[DIRECTIONS]:
Below are the records. Gather each line that holds "frac".

──────── INFORMATION SHOWN

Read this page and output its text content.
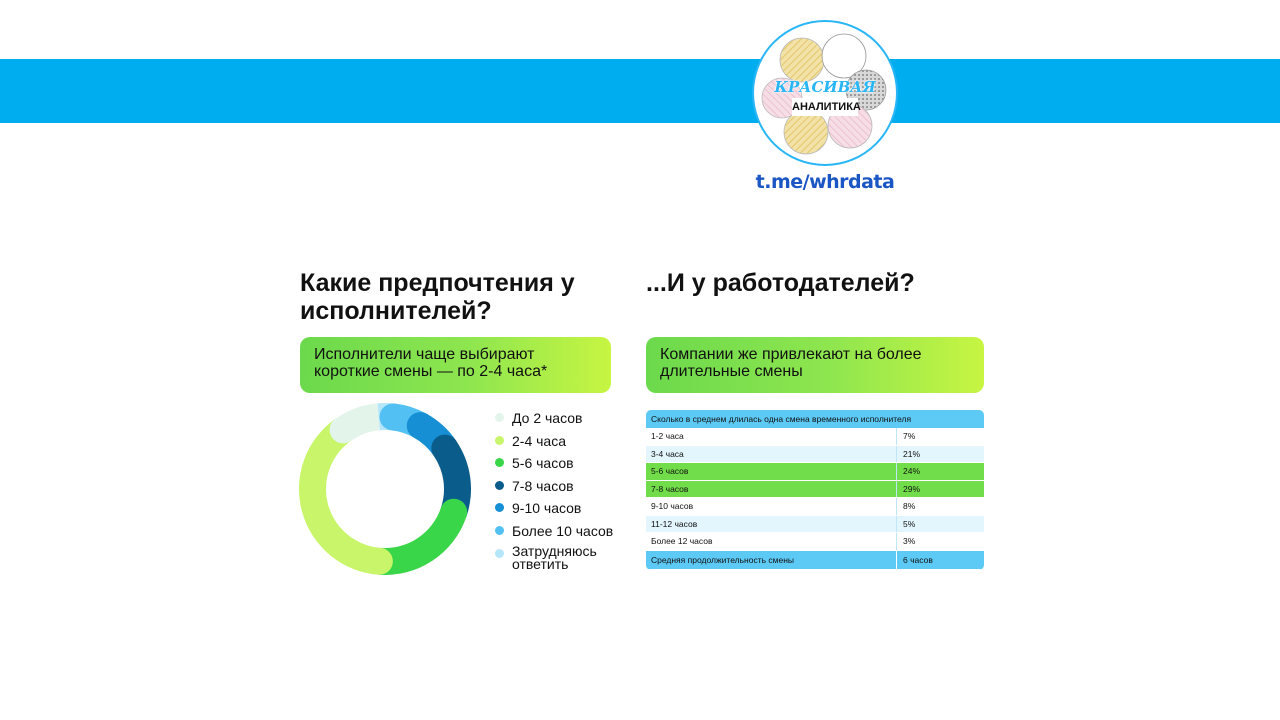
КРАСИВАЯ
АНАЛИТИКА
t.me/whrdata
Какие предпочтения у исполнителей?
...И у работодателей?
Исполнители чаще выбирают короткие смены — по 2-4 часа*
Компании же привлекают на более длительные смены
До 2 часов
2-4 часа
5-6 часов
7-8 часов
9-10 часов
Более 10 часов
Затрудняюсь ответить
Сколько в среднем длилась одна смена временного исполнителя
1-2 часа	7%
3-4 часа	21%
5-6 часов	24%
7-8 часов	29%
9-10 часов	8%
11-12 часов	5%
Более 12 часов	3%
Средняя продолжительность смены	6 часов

────────────────
──────── INFORMATION SHOWN

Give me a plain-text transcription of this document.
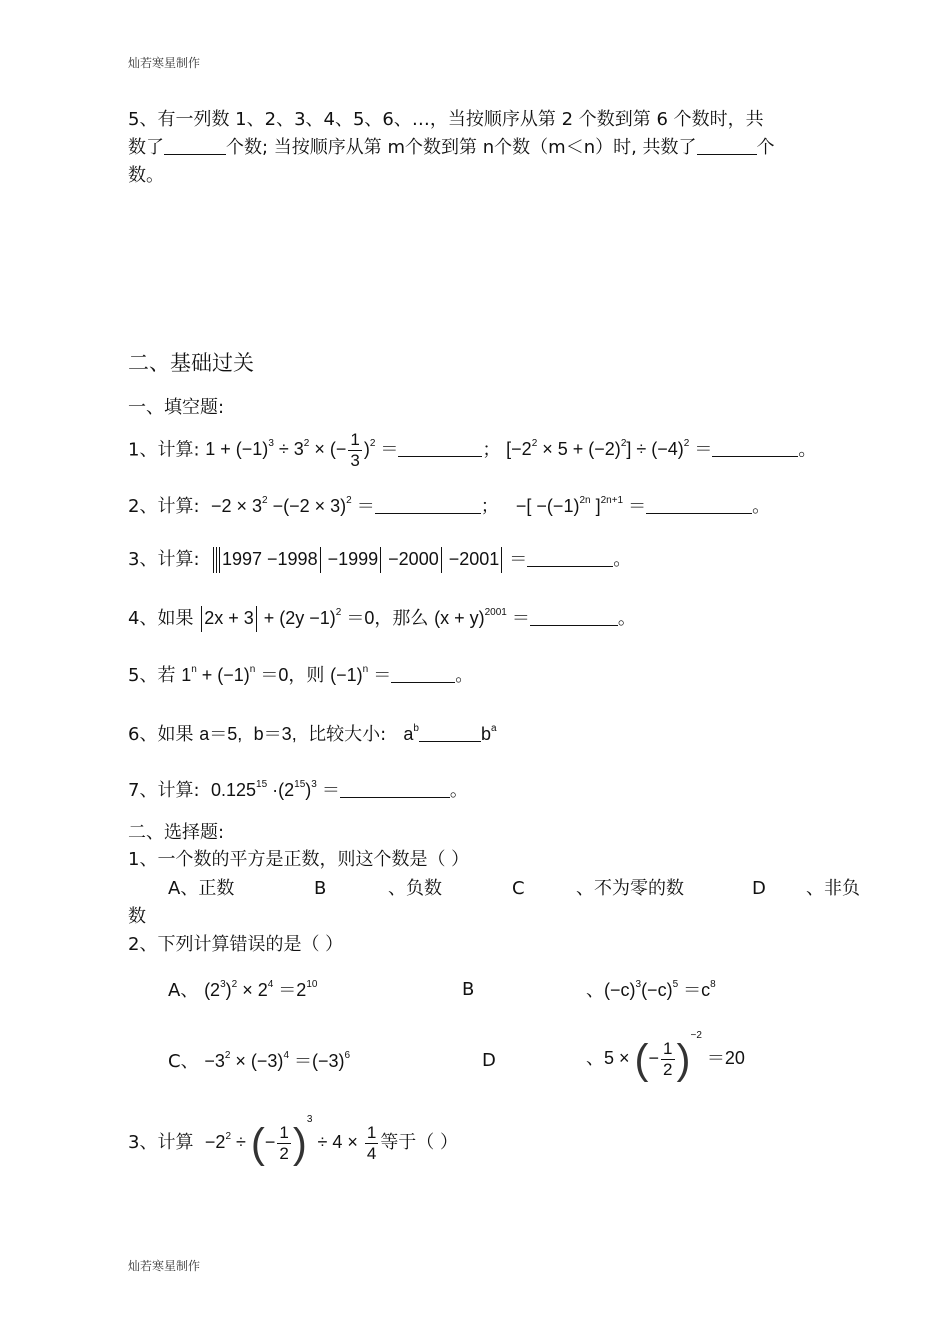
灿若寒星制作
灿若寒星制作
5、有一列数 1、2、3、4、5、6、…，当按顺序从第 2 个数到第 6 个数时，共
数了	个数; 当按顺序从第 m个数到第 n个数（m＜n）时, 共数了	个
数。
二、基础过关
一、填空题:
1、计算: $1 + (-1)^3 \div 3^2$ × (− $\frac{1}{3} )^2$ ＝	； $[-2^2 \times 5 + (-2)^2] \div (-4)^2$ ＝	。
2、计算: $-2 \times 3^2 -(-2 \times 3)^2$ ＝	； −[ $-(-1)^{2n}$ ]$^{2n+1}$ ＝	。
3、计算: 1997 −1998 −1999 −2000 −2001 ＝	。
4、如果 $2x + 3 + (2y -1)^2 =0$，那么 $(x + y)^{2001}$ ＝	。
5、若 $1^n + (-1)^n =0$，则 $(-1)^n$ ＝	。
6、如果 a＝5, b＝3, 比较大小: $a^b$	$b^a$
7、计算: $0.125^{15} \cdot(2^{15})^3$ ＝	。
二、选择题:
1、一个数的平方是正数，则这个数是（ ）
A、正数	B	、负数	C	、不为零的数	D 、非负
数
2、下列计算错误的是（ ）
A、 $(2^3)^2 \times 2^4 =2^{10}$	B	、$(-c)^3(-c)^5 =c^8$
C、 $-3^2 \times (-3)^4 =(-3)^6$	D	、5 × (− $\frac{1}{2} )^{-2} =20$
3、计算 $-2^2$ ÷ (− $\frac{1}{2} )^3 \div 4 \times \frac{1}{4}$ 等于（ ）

────────────────
──────── INFORMATION SHOWN

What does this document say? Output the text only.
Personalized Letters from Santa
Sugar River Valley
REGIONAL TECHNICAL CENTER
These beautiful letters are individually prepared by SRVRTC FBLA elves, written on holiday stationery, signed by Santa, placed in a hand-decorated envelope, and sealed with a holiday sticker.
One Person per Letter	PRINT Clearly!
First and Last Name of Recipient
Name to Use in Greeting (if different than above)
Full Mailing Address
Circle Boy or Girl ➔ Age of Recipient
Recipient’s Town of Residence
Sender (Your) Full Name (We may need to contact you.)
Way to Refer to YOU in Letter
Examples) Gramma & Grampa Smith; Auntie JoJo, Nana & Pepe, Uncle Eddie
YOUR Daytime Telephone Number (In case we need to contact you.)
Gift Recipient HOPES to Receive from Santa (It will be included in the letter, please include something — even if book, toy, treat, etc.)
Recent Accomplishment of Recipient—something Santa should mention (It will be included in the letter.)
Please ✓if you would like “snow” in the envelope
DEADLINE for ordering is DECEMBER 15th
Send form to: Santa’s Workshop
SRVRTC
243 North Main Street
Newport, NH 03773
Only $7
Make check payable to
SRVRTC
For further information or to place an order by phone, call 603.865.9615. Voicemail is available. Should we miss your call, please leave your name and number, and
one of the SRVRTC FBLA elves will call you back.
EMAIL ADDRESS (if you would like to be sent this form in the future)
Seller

────────────────

[FULL OUTPUT]:
1、计算: $1 + (-1)^3 \div 3^2$ × (− $\frac{1}{3} )^2$ ＝	； $[-2^2 \times 5 + (-2)^2] \div (-4)^2$ ＝	。
C、 $-3^2 \times (-3)^4 =(-3)^6$	D	、5 × (− $\frac{1}{2} )^{-2} =20$
3、计算 $-2^2$ ÷ (− $\frac{1}{2} )^3 \div 4 \times \frac{1}{4}$ 等于（ ）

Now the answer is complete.